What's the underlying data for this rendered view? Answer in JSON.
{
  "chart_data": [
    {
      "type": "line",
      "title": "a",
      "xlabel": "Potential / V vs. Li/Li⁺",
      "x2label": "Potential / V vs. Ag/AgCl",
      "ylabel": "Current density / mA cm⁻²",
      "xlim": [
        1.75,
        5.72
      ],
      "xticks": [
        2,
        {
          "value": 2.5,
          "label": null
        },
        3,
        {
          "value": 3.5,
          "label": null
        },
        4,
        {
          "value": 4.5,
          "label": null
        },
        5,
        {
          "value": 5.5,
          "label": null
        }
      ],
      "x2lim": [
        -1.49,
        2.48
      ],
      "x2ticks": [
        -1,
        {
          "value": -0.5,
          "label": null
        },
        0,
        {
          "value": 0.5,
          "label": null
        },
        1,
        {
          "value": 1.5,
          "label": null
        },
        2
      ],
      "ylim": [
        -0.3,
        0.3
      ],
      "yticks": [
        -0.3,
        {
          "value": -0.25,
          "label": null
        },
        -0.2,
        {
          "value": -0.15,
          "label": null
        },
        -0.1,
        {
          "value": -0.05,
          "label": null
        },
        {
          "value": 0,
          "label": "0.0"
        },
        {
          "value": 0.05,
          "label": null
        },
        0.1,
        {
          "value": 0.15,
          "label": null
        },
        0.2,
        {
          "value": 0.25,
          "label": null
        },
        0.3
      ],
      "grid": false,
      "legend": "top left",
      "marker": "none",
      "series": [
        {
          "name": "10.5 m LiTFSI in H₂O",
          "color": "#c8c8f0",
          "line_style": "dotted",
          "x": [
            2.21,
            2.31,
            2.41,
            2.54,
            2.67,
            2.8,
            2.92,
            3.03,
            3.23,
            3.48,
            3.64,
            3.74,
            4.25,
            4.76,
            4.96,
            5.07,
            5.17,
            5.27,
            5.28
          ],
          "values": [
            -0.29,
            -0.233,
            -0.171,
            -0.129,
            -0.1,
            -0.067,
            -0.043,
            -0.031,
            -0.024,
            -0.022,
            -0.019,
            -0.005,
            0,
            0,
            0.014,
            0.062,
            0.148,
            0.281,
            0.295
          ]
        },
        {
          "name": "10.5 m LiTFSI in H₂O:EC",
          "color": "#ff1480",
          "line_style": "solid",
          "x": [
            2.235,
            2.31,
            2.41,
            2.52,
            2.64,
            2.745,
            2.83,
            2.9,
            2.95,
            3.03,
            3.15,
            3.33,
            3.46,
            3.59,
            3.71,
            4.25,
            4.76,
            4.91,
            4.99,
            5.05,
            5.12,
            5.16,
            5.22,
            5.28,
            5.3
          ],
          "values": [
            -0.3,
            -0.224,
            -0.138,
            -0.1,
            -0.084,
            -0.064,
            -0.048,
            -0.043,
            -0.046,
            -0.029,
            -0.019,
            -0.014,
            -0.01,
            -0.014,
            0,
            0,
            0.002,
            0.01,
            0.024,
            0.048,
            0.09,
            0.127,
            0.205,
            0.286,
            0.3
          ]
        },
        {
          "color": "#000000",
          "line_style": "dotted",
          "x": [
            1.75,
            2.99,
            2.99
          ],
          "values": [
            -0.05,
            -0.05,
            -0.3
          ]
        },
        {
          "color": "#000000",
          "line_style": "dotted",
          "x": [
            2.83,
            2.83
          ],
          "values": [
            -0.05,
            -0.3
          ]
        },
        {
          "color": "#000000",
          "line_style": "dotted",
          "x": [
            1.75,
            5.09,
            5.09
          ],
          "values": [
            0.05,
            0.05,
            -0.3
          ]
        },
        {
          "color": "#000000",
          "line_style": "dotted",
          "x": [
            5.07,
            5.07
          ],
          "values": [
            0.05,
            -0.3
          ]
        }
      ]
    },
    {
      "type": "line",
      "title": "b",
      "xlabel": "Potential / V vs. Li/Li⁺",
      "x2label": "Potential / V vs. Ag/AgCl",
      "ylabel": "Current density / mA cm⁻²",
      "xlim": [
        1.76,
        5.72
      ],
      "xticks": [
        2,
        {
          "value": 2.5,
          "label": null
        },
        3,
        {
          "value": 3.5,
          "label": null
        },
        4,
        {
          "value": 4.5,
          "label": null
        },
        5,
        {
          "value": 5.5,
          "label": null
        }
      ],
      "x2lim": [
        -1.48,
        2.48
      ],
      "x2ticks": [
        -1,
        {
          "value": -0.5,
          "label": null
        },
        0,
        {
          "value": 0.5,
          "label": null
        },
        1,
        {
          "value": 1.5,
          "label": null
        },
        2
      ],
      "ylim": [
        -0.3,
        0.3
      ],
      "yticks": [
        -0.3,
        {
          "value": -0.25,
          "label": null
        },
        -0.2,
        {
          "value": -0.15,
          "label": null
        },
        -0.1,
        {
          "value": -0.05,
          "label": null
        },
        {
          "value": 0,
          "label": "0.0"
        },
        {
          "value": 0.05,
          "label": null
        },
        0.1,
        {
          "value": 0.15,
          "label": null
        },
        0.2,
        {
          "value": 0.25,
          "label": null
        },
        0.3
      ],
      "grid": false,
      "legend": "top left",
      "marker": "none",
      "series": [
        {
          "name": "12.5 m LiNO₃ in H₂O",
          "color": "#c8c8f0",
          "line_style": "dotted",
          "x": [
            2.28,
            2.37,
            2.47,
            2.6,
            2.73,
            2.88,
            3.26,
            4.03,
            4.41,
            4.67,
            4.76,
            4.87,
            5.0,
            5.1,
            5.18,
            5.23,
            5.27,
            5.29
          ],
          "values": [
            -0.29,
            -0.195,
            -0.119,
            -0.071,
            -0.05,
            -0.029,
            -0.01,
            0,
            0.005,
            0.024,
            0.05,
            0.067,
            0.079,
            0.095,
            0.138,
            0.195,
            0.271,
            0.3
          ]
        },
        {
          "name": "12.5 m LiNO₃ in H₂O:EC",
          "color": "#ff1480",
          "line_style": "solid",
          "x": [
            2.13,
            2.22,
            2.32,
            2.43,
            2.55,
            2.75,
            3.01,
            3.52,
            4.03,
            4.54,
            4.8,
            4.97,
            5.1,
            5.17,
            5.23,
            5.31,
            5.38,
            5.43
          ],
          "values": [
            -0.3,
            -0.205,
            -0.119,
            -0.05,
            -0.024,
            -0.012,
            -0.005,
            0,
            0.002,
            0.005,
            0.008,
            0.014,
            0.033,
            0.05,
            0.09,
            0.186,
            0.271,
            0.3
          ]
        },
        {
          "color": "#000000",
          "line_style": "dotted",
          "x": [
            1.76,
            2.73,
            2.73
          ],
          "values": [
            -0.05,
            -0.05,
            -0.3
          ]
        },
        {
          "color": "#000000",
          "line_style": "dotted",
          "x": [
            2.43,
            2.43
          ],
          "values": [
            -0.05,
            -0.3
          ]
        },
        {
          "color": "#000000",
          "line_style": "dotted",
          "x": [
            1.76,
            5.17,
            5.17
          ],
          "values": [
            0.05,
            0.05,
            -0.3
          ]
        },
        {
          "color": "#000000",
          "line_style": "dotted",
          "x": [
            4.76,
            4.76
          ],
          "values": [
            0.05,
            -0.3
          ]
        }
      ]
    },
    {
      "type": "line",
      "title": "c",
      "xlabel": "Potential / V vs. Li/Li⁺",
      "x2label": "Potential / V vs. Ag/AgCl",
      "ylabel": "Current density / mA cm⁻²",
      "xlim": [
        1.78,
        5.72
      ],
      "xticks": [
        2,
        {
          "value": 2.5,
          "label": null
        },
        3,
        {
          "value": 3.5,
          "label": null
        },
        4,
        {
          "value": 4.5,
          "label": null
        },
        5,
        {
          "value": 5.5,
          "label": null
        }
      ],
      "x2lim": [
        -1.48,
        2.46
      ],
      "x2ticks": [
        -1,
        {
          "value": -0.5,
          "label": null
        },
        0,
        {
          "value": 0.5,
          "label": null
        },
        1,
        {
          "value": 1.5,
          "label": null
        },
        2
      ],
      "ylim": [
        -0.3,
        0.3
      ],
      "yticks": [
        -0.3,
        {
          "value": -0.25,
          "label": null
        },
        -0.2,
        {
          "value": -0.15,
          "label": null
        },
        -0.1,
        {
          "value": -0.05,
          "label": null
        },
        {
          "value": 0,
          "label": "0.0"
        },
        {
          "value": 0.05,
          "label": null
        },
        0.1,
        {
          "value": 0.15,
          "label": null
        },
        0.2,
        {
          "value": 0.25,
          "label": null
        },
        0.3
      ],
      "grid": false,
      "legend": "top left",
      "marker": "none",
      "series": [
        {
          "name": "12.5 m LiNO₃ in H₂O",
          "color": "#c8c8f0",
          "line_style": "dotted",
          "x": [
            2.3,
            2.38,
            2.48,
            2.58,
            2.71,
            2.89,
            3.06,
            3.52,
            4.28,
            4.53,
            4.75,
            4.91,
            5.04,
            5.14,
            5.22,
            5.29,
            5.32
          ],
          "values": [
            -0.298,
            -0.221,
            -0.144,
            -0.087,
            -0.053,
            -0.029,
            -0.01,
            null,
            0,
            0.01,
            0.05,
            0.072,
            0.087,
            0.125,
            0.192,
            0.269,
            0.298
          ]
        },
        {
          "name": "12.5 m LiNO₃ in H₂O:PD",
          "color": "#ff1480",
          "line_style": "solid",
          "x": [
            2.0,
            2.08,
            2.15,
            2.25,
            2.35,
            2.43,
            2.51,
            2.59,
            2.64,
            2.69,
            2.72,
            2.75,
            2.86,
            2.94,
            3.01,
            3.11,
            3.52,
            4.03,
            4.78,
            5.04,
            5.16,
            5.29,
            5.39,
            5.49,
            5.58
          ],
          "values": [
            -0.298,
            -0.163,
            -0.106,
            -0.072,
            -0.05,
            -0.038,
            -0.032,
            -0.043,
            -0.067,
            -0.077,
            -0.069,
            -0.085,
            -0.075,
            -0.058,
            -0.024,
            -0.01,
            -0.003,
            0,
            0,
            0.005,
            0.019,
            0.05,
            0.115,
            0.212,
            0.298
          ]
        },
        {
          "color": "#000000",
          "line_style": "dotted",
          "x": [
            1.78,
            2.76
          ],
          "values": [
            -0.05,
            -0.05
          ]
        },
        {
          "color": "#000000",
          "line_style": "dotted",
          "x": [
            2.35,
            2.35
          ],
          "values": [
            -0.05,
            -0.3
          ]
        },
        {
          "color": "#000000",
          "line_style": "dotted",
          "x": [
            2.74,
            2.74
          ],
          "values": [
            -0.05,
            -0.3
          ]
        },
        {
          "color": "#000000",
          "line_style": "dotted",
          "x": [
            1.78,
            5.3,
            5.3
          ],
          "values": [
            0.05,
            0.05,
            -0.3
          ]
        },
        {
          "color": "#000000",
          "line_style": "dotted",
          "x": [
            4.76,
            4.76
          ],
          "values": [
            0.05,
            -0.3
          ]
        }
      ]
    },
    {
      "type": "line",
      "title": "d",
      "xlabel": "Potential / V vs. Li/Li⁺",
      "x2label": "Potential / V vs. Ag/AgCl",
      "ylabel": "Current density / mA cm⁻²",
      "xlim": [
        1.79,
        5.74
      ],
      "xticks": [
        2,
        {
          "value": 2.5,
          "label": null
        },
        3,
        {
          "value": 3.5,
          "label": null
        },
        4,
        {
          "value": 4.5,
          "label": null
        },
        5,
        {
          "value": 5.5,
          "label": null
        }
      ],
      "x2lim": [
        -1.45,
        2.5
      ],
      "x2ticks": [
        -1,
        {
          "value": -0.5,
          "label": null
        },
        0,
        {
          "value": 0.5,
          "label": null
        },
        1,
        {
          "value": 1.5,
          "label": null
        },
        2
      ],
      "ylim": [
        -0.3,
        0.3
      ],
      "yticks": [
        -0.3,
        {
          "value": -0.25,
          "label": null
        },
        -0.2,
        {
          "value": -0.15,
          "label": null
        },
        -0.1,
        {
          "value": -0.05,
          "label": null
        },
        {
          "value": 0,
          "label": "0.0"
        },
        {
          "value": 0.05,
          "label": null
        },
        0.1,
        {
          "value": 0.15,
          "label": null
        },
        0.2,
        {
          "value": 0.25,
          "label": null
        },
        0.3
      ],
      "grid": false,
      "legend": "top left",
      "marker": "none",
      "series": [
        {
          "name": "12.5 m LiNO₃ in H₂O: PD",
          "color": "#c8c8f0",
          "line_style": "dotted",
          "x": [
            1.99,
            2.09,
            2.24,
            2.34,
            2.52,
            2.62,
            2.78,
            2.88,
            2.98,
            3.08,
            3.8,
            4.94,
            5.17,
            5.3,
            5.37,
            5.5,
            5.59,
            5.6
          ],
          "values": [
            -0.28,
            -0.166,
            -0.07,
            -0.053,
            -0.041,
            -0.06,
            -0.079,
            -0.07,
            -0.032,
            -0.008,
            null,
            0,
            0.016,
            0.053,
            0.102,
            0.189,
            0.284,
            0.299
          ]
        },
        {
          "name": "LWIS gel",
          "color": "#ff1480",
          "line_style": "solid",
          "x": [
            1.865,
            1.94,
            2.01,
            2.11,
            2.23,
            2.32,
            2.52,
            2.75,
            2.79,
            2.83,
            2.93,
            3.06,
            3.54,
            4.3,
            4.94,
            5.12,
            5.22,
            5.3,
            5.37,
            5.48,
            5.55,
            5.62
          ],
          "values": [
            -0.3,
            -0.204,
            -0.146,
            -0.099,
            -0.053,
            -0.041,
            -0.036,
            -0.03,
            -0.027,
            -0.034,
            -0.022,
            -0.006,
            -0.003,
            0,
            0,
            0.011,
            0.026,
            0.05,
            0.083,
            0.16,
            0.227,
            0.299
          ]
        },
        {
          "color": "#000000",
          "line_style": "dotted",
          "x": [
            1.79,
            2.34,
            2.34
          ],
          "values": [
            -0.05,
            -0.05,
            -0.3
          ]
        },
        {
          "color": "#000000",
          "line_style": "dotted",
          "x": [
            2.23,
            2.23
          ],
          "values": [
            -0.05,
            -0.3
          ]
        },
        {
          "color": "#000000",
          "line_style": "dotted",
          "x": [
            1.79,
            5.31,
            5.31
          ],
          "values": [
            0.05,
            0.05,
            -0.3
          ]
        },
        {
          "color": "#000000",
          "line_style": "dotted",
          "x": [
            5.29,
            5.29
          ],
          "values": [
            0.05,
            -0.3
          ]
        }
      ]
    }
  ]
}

■ The request ■
Your answer should be a single number: the count of lines containing the word "LiNO₃".

■ The completed task ■
5